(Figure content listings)
· · ·

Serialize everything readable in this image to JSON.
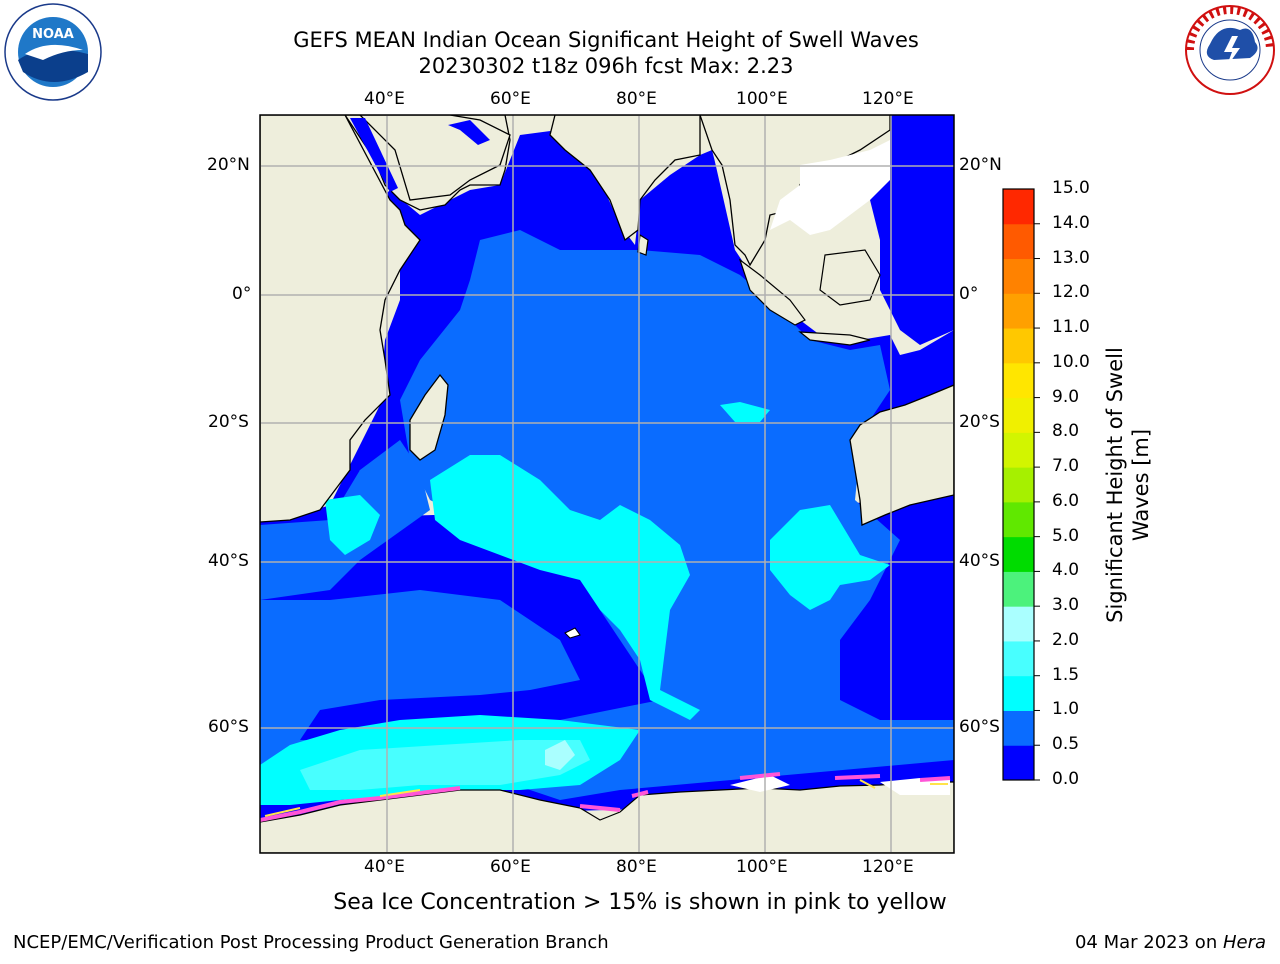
{
  "header": {
    "title_line1": "GEFS MEAN Indian Ocean Significant Height of Swell Waves",
    "title_line2": "20230302 t18z 096h fcst   Max: 2.23"
  },
  "logos": {
    "left": "NOAA",
    "left_ring_text": "NATIONAL OCEANIC AND ATMOSPHERIC ADMINISTRATION · U.S. DEPARTMENT OF COMMERCE",
    "right_ring_text": "NATIONAL WEATHER SERVICE"
  },
  "map": {
    "lon_ticks": [
      "40°E",
      "60°E",
      "80°E",
      "100°E",
      "120°E"
    ],
    "lat_ticks": [
      "20°N",
      "0°",
      "20°S",
      "40°S",
      "60°S"
    ],
    "lon_range": [
      20,
      130
    ],
    "lat_range": [
      -75,
      28
    ],
    "colors": {
      "land": "#eeeedc",
      "grid": "#b0b0b0",
      "sea_ice": "#ff55d8"
    }
  },
  "colorbar": {
    "label": "Significant Height of Swell Waves [m]",
    "levels": [
      "0.0",
      "0.5",
      "1.0",
      "1.5",
      "2.0",
      "3.0",
      "4.0",
      "5.0",
      "6.0",
      "7.0",
      "8.0",
      "9.0",
      "10.0",
      "11.0",
      "12.0",
      "13.0",
      "14.0",
      "15.0"
    ],
    "colors": [
      "#0000ff",
      "#0a6cff",
      "#00ffff",
      "#48ffff",
      "#aaffff",
      "#4cf27c",
      "#00dc00",
      "#60e800",
      "#a6f000",
      "#d2f500",
      "#f0f000",
      "#ffe600",
      "#ffc800",
      "#ffa000",
      "#ff8200",
      "#ff5a00",
      "#ff2800",
      "#ff0000"
    ]
  },
  "note": "Sea Ice Concentration > 15% is shown in pink to yellow",
  "footer": {
    "left": "NCEP/EMC/Verification Post Processing Product Generation Branch",
    "date": "04 Mar 2023 on ",
    "host": "Hera"
  }
}
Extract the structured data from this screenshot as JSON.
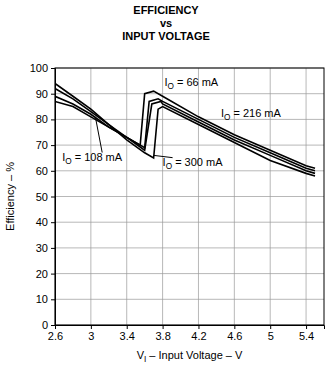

· · ·

## [Required work]
Produce an exact copy of each line of data, skipping embedded images.

## [Exercise solution]
Serialize everything readable in this image to JSON.
{
  "header": {
    "title_line1": "GEFS MEAN Indian Ocean Significant Height of Swell Waves",
    "title_line2": "20230302 t18z 096h fcst   Max: 2.23"
  },
  "logos": {
    "left": "NOAA",
    "left_ring_text": "NATIONAL OCEANIC AND ATMOSPHERIC ADMINISTRATION · U.S. DEPARTMENT OF COMMERCE",
    "right_ring_text": "NATIONAL WEATHER SERVICE"
  },
  "map": {
    "lon_ticks": [
      "40°E",
      "60°E",
      "80°E",
      "100°E",
      "120°E"
    ],
    "lat_ticks": [
      "20°N",
      "0°",
      "20°S",
      "40°S",
      "60°S"
    ],
    "lon_range": [
      20,
      130
    ],
    "lat_range": [
      -75,
      28
    ],
    "colors": {
      "land": "#eeeedc",
      "grid": "#b0b0b0",
      "sea_ice": "#ff55d8"
    }
  },
  "colorbar": {
    "label": "Significant Height of Swell Waves [m]",
    "levels": [
      "0.0",
      "0.5",
      "1.0",
      "1.5",
      "2.0",
      "3.0",
      "4.0",
      "5.0",
      "6.0",
      "7.0",
      "8.0",
      "9.0",
      "10.0",
      "11.0",
      "12.0",
      "13.0",
      "14.0",
      "15.0"
    ],
    "colors": [
      "#0000ff",
      "#0a6cff",
      "#00ffff",
      "#48ffff",
      "#aaffff",
      "#4cf27c",
      "#00dc00",
      "#60e800",
      "#a6f000",
      "#d2f500",
      "#f0f000",
      "#ffe600",
      "#ffc800",
      "#ffa000",
      "#ff8200",
      "#ff5a00",
      "#ff2800",
      "#ff0000"
    ]
  },
  "note": "Sea Ice Concentration > 15% is shown in pink to yellow",
  "footer": {
    "left": "NCEP/EMC/Verification Post Processing Product Generation Branch",
    "date": "04 Mar 2023 on ",
    "host": "Hera"
  }
}
Extract the structured data from this screenshot as JSON.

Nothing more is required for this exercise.